DATA PROVIDED ▸

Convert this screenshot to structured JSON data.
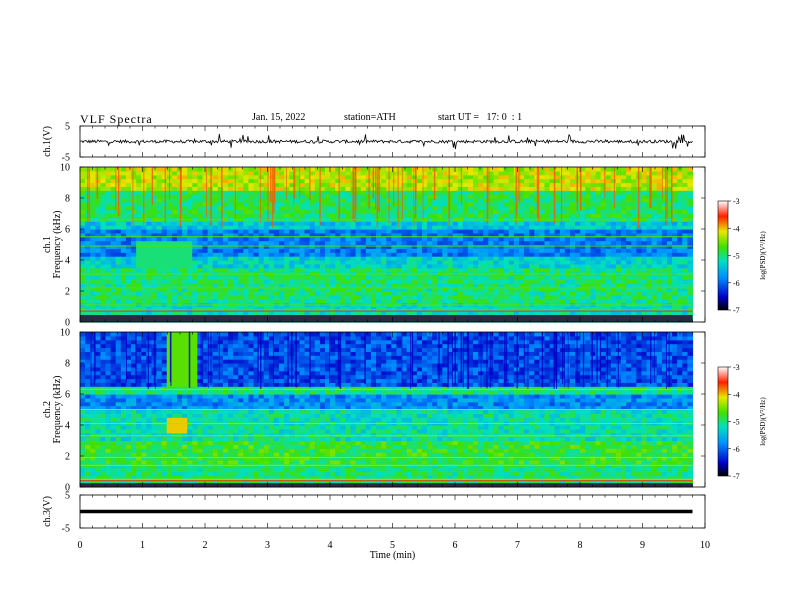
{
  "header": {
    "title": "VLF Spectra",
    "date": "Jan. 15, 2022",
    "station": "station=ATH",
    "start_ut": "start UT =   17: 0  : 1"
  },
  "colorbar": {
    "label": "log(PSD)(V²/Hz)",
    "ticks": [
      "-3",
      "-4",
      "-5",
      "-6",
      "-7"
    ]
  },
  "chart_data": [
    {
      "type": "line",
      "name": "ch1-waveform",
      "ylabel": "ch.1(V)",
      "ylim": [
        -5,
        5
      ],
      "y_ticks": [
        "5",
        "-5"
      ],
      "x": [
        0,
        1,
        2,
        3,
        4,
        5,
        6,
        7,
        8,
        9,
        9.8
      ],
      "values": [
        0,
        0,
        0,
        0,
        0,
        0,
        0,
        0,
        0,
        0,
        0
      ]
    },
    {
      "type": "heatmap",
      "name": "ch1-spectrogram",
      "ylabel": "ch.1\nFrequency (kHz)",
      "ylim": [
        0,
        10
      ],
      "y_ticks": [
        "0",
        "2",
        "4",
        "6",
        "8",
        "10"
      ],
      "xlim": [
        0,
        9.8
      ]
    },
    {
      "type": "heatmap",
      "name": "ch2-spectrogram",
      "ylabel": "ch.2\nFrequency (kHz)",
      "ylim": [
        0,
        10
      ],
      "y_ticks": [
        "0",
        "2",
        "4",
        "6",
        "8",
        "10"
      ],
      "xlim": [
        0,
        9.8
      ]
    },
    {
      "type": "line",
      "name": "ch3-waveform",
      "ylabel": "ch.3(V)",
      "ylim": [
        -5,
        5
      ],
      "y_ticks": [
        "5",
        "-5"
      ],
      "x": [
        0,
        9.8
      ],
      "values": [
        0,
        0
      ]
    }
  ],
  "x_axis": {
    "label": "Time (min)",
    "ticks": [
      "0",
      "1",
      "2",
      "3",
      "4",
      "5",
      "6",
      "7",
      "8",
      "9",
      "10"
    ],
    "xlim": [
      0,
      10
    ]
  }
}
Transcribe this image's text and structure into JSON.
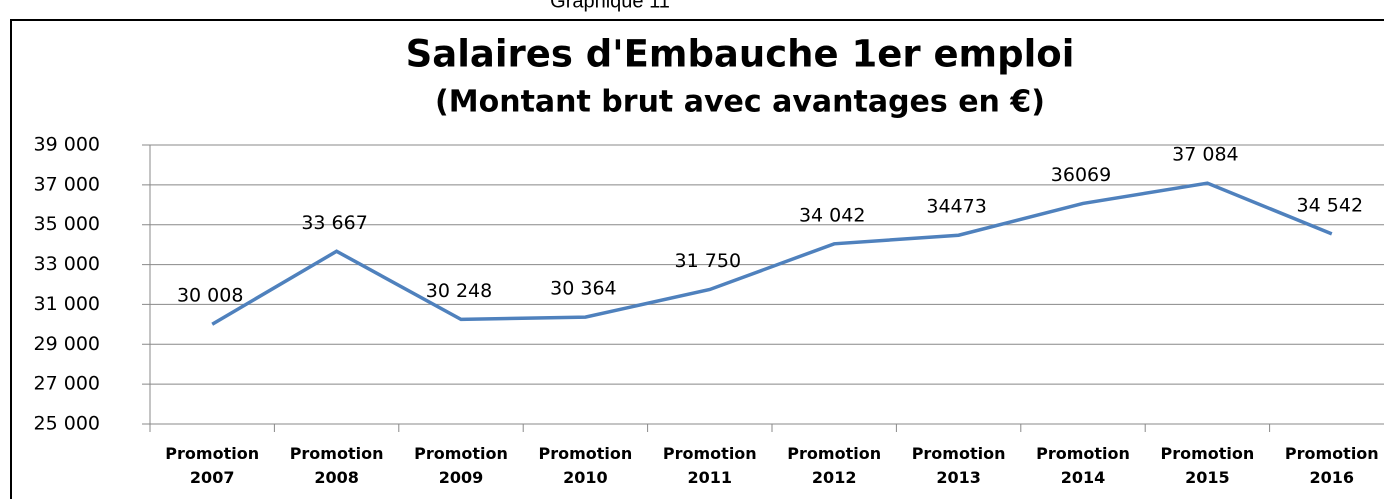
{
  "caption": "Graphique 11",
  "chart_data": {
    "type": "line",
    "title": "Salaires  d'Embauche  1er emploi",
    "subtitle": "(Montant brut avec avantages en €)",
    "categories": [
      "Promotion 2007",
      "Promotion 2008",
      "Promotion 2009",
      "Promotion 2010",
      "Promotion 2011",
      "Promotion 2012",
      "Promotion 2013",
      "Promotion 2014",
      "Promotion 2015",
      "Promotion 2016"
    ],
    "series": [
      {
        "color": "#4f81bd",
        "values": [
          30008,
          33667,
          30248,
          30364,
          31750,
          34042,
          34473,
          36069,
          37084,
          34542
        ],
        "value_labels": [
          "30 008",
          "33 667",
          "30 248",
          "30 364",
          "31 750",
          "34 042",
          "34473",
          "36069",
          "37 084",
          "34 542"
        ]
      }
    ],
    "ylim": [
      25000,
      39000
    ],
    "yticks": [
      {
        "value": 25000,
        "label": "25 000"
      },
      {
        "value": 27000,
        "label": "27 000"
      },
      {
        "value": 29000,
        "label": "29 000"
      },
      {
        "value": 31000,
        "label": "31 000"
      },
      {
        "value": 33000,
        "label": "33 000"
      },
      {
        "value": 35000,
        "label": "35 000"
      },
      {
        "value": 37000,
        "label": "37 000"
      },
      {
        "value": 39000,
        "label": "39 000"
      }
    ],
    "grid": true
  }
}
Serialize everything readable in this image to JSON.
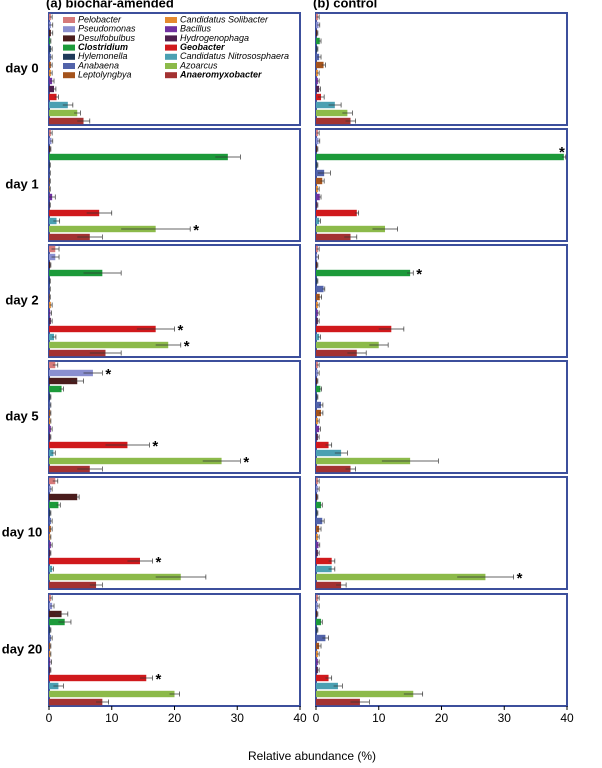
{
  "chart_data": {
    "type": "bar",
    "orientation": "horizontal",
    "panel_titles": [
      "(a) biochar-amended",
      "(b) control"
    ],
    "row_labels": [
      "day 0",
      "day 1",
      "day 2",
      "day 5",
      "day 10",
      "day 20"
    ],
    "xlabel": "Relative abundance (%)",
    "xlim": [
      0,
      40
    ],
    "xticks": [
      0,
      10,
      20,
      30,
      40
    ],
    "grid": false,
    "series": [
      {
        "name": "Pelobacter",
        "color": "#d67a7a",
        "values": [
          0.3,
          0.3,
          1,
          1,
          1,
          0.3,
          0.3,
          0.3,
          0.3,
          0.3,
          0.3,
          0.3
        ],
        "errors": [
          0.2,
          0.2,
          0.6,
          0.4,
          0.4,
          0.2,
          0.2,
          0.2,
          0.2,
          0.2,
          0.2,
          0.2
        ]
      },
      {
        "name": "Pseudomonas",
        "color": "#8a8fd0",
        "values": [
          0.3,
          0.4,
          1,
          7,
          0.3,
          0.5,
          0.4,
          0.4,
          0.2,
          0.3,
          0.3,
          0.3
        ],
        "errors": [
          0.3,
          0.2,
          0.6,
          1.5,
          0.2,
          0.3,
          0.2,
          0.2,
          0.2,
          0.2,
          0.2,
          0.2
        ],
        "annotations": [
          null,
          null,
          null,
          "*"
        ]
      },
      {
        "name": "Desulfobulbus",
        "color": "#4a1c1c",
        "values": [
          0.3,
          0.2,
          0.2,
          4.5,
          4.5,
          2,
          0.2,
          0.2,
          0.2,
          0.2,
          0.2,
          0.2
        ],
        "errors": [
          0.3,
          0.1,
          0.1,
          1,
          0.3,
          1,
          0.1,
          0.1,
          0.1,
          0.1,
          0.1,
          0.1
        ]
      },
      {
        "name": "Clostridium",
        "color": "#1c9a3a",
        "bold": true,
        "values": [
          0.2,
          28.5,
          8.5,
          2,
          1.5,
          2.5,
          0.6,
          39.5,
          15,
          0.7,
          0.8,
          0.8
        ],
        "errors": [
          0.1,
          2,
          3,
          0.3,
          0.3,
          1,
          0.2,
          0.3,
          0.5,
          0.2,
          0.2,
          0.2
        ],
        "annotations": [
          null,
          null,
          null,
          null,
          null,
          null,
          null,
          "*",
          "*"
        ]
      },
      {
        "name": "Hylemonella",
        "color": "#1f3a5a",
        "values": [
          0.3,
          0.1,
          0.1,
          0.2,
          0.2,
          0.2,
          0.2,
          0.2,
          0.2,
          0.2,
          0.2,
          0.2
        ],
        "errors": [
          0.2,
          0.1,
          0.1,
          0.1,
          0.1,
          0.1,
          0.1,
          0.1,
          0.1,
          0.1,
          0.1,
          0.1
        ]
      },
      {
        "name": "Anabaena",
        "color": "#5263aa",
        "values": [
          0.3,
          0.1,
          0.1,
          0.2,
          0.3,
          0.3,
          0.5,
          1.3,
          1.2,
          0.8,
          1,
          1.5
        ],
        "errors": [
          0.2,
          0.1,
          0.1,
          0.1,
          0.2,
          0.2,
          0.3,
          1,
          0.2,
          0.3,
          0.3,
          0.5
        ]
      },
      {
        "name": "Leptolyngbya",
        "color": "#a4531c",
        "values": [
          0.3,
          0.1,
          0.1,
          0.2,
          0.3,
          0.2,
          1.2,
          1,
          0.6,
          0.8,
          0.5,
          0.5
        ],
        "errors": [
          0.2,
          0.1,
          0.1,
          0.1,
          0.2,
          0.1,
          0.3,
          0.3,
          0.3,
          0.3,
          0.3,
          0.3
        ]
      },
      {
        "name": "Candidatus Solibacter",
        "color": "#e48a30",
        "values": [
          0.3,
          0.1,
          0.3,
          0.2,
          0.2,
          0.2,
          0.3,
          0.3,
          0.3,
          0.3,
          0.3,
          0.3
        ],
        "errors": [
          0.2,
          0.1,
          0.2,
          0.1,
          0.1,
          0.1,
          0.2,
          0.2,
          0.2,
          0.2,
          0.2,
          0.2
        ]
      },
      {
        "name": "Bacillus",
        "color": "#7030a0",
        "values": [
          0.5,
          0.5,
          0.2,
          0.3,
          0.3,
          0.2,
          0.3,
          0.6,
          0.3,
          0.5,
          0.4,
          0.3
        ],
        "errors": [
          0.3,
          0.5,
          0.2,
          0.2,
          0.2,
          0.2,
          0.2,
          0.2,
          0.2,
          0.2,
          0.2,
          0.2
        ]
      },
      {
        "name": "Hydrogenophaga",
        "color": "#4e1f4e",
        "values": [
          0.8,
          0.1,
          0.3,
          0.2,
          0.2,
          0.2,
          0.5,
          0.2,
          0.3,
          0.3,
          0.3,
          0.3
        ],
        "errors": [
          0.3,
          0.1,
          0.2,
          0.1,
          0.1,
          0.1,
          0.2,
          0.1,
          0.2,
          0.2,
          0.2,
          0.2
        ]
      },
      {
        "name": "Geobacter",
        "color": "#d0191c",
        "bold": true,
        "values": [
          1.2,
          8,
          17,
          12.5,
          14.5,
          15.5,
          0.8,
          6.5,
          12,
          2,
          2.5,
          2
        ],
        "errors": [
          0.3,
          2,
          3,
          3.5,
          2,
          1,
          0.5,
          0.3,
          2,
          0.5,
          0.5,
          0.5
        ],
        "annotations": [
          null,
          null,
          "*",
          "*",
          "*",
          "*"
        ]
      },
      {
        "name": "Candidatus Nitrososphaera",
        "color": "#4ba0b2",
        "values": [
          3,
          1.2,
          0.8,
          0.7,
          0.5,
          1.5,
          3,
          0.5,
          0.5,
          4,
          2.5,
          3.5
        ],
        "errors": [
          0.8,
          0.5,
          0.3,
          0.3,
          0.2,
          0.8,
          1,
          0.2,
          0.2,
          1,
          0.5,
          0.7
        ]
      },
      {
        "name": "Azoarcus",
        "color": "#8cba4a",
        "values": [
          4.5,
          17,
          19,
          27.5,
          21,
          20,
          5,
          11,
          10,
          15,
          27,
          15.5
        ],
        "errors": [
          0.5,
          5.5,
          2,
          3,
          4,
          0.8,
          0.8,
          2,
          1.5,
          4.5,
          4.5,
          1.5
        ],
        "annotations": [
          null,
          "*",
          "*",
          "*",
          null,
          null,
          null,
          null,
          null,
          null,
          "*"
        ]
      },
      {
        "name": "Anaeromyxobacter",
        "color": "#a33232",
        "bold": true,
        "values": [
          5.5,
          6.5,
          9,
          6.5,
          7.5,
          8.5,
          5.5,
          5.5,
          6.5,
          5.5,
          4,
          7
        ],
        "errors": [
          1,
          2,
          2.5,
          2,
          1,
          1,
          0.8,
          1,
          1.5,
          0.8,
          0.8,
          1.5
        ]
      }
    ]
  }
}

WHAT TO DO ▸ Select every line of the records holding the string "waveform".

RESPONSE FOR THIS EXERCISE ▸
      "name": "ch1-waveform",
      "name": "ch3-waveform",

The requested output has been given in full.